Selected extract START

Luttrell today referred to Tabashnik “as probably the
world’s leading authority on Bt resistance, so when he writes a
paper like this, it has impact.” And, he added, “An honest
interpretation of the data cannot eliminate the possibility (of
resistance). In other words, you can’t look at the data and say,
‘This hasn’t happened.’”
But, Luttrell continued, questions about population
variability and behavior traits make it difficult for him to
conclude that bollworms are resistant to the Bt toxin.
Luttrell said that, in fact, some inherited genetic
trait may be at play. But it can't be determined with the data on
hand whether this trait has to do with the insect’s tolerance to Bt,
it’s avoidance behavior or other survival traits.
The subject gets cloudier when trying to compare
lab-based analysis to real-world conditions, he added.

Selected extract END
Given information START

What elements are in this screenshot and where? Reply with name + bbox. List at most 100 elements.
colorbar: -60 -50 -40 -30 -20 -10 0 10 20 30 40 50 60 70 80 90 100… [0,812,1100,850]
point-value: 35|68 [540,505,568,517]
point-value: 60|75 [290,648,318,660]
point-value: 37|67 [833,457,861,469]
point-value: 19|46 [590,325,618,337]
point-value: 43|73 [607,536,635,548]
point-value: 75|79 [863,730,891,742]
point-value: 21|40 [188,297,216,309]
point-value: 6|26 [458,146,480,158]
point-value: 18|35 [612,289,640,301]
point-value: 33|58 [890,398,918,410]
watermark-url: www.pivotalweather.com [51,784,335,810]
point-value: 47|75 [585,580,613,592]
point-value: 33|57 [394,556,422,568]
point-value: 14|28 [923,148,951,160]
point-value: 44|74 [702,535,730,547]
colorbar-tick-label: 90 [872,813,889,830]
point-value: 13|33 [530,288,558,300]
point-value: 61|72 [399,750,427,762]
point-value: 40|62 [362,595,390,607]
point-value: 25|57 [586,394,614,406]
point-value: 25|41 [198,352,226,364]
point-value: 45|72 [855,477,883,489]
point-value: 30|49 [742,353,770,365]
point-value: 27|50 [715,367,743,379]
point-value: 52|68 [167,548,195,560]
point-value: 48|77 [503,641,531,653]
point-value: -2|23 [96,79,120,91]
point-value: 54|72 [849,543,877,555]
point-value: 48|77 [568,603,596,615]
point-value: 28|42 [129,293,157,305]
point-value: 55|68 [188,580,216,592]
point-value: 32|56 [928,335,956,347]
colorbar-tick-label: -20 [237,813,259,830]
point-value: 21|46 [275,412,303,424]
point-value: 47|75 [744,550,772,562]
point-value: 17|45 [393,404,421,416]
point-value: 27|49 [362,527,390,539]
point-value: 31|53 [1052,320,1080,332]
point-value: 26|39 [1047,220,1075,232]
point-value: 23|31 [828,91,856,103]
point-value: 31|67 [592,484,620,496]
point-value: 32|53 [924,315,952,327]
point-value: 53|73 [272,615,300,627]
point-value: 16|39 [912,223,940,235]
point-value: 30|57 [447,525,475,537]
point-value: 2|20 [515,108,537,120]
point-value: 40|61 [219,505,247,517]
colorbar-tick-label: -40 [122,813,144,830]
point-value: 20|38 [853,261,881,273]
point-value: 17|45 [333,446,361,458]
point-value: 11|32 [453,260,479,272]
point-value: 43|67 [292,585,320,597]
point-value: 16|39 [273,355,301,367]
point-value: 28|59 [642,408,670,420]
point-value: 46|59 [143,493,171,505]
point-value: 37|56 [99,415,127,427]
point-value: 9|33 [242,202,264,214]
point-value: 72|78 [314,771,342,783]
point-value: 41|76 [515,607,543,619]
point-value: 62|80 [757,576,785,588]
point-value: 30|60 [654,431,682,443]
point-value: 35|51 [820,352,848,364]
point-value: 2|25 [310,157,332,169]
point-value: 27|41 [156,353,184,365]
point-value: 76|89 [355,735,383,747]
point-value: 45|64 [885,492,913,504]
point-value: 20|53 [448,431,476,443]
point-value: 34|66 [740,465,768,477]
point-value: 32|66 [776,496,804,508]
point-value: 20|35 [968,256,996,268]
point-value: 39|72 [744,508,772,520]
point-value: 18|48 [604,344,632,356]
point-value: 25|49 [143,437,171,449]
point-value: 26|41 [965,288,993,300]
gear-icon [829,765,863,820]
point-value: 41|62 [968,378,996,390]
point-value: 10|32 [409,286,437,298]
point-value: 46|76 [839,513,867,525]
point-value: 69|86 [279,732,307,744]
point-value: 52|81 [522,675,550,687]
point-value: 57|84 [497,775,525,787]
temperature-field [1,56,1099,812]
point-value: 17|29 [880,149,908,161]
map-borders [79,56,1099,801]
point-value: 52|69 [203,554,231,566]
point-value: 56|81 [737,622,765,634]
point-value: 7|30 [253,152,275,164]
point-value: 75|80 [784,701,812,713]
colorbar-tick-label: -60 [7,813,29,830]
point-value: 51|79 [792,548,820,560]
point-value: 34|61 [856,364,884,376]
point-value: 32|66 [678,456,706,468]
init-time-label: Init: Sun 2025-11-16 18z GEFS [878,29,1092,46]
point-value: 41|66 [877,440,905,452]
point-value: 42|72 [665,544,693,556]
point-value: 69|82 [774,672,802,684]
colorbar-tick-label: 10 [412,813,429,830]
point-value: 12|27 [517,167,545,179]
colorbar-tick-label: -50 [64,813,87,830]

Given information END

- Problem set -
(1) In the Bt resistance passage, what does Luttrell call Tabashnik?
(2) Replace "bollworms" with "caterpillars" in the Bt resistance passage, and write out the part starting with "But, Luttrell continued, questions" and going on through "the Bt toxin.".

- Expected responses -
(1) Probably the world's leading authority on Bt resistance.

(2)
But, Luttrell continued, questions about population
variability and behavior traits make it difficult for him to
conclude that caterpillars are resistant to the Bt toxin.